**DATASET ROWS:**
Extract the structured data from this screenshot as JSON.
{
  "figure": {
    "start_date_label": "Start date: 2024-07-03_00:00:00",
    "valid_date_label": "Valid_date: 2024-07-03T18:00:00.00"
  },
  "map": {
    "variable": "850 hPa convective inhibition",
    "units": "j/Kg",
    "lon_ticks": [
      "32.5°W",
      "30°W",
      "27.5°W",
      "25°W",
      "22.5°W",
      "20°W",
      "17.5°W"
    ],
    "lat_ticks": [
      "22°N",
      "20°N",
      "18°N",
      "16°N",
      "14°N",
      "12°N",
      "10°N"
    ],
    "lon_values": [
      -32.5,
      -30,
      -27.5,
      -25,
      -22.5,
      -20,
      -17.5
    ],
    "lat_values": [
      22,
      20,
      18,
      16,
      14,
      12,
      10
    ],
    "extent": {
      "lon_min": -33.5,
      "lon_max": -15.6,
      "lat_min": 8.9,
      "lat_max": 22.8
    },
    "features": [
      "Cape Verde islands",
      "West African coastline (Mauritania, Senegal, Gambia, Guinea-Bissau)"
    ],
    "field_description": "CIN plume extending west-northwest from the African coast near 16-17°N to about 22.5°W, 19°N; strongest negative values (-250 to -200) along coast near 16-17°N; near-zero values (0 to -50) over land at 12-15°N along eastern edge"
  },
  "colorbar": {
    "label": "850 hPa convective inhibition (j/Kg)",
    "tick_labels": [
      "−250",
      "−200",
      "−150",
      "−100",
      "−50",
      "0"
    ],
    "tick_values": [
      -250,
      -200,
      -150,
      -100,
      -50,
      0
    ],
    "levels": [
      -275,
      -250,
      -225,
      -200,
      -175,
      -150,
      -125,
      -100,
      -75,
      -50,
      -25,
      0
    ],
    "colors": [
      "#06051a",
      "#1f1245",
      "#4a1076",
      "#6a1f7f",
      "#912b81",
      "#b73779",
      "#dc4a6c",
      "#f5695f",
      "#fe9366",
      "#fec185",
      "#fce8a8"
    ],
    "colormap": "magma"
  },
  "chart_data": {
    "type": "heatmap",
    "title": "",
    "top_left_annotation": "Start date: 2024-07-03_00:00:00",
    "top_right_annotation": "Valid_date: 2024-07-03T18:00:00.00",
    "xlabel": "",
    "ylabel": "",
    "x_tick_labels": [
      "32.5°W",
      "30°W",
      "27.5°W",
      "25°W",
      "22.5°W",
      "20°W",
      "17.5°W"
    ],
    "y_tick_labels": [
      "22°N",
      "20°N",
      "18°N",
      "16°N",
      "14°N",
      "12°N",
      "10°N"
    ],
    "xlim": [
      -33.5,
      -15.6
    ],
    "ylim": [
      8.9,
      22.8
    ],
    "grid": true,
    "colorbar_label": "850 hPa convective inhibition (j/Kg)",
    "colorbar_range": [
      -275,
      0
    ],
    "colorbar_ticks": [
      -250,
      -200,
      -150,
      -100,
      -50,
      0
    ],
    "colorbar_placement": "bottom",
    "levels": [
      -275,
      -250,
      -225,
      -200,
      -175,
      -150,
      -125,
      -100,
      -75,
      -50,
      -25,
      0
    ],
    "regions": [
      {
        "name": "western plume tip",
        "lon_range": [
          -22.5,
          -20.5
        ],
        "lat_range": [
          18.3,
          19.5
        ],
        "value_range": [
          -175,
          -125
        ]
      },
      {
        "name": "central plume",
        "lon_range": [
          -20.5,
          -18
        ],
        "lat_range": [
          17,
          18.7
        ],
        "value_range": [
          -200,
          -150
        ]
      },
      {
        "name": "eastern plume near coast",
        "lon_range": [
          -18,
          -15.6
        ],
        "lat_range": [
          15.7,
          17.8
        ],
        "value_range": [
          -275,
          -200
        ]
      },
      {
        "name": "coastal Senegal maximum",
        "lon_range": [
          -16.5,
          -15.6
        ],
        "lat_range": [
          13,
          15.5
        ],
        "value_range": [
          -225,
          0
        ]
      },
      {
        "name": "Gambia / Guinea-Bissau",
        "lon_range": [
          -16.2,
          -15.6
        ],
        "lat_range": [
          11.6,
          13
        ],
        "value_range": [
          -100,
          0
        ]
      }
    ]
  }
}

--

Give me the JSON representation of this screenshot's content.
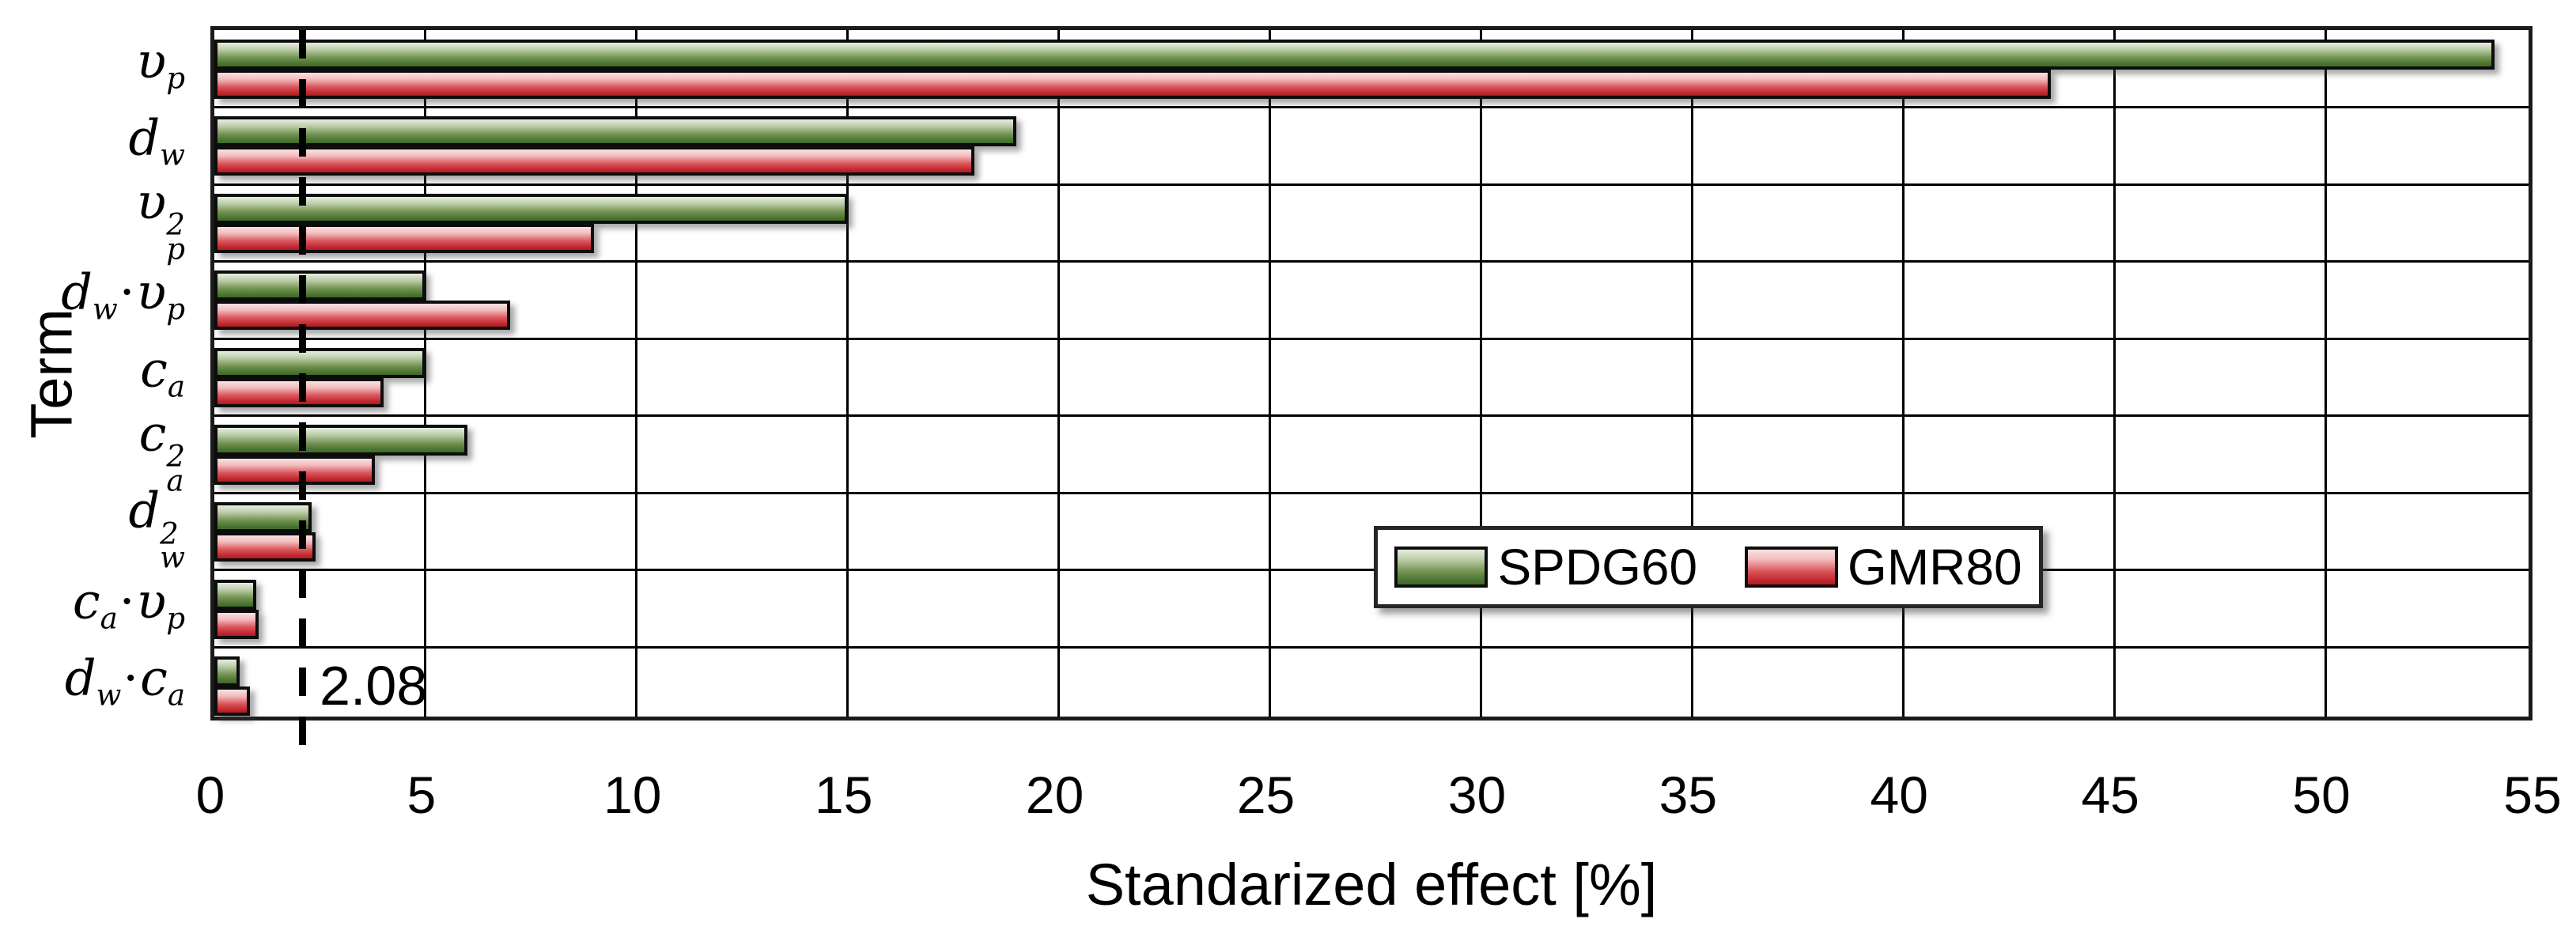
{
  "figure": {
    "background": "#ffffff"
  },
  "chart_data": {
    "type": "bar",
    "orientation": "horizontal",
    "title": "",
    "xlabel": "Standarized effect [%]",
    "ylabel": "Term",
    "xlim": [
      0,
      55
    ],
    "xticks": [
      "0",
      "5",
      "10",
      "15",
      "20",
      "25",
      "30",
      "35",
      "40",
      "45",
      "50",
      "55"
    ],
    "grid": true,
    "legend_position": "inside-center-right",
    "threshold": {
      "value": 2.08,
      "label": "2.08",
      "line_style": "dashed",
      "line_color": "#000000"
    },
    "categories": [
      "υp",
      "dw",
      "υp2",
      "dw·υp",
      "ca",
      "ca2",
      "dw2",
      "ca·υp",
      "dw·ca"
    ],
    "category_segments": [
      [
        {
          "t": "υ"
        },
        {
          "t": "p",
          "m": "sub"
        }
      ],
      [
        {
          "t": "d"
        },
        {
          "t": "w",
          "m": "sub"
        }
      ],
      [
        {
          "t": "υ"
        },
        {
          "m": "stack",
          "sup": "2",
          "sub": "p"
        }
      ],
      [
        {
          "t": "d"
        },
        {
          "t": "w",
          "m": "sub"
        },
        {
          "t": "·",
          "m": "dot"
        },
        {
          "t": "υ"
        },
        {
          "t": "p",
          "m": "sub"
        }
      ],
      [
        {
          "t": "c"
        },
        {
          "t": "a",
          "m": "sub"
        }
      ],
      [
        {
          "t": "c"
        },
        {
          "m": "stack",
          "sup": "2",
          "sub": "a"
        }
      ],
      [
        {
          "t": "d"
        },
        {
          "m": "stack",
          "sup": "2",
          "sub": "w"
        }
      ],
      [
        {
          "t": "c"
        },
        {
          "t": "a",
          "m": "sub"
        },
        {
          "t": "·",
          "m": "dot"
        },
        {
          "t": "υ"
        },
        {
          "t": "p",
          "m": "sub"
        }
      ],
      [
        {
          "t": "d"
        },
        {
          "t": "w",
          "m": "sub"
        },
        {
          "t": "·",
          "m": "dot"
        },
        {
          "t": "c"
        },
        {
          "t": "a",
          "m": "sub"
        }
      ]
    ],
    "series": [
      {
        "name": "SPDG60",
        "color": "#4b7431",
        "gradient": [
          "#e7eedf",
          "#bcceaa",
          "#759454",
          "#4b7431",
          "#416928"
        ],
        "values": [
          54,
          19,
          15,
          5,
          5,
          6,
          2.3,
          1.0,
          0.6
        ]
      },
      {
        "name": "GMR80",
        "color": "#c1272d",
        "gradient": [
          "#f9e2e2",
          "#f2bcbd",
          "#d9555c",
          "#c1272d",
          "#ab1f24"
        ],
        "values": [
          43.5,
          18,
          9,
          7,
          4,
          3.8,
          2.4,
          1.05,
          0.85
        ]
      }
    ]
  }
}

**TO BE DONE:** Write out every line of the entries that holds the word "Guinea".

**RESULT OF THIS TASK:**
      "West African coastline (Mauritania, Senegal, Gambia, Guinea-Bissau)"
        "name": "Gambia / Guinea-Bissau",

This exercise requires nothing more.